* _Short problem_:
Write out all of the entries exactly as given.

* _Supplied data_:
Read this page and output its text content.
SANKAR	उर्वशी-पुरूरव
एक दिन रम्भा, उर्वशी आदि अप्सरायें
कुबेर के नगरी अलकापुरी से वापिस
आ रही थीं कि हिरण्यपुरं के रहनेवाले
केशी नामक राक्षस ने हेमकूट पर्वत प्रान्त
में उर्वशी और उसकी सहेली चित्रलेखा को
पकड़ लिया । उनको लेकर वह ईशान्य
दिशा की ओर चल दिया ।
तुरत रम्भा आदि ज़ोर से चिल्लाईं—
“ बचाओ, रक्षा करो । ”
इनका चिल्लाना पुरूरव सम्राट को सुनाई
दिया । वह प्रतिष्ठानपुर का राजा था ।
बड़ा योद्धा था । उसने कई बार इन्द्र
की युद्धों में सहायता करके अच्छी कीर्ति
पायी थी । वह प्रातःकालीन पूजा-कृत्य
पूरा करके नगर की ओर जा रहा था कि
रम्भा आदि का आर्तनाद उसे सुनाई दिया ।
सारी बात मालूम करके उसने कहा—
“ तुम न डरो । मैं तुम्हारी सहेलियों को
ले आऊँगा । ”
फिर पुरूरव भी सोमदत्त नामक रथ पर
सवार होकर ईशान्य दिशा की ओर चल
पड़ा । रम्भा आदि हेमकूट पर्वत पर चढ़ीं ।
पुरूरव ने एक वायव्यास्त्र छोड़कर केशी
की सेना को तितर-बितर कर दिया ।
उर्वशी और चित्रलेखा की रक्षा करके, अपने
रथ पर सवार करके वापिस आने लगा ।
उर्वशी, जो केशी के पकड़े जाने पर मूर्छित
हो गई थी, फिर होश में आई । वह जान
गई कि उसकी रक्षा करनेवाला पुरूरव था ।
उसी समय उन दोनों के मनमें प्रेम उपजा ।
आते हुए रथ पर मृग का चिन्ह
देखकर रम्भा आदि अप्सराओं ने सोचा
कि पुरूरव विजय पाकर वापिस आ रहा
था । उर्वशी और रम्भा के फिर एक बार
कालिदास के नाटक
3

* _Reply to the task_:
Read this page and output its text content.
SANKAR	उर्वशी-पुरूरव
एक दिन रम्भा, उर्वशी आदि अप्सरायें
कुबेर के नगरी अलकापुरी से वापिस
आ रही थीं कि हिरण्यपुरं के रहनेवाले
केशी नामक राक्षस ने हेमकूट पर्वत प्रान्त
में उर्वशी और उसकी सहेली चित्रलेखा को
पकड़ लिया । उनको लेकर वह ईशान्य
दिशा की ओर चल दिया ।
तुरत रम्भा आदि ज़ोर से चिल्लाईं—
“ बचाओ, रक्षा करो । ”
इनका चिल्लाना पुरूरव सम्राट को सुनाई
दिया । वह प्रतिष्ठानपुर का राजा था ।
बड़ा योद्धा था । उसने कई बार इन्द्र
की युद्धों में सहायता करके अच्छी कीर्ति
पायी थी । वह प्रातःकालीन पूजा-कृत्य
पूरा करके नगर की ओर जा रहा था कि
रम्भा आदि का आर्तनाद उसे सुनाई दिया ।
सारी बात मालूम करके उसने कहा—
“ तुम न डरो । मैं तुम्हारी सहेलियों को
ले आऊँगा । ”
फिर पुरूरव भी सोमदत्त नामक रथ पर
सवार होकर ईशान्य दिशा की ओर चल
पड़ा । रम्भा आदि हेमकूट पर्वत पर चढ़ीं ।
पुरूरव ने एक वायव्यास्त्र छोड़कर केशी
की सेना को तितर-बितर कर दिया ।
उर्वशी और चित्रलेखा की रक्षा करके, अपने
रथ पर सवार करके वापिस आने लगा ।
उर्वशी, जो केशी के पकड़े जाने पर मूर्छित
हो गई थी, फिर होश में आई । वह जान
गई कि उसकी रक्षा करनेवाला पुरूरव था ।
उसी समय उन दोनों के मनमें प्रेम उपजा ।
आते हुए रथ पर मृग का चिन्ह
देखकर रम्भा आदि अप्सराओं ने सोचा
कि पुरूरव विजय पाकर वापिस आ रहा
था । उर्वशी और रम्भा के फिर एक बार
कालिदास के नाटक
3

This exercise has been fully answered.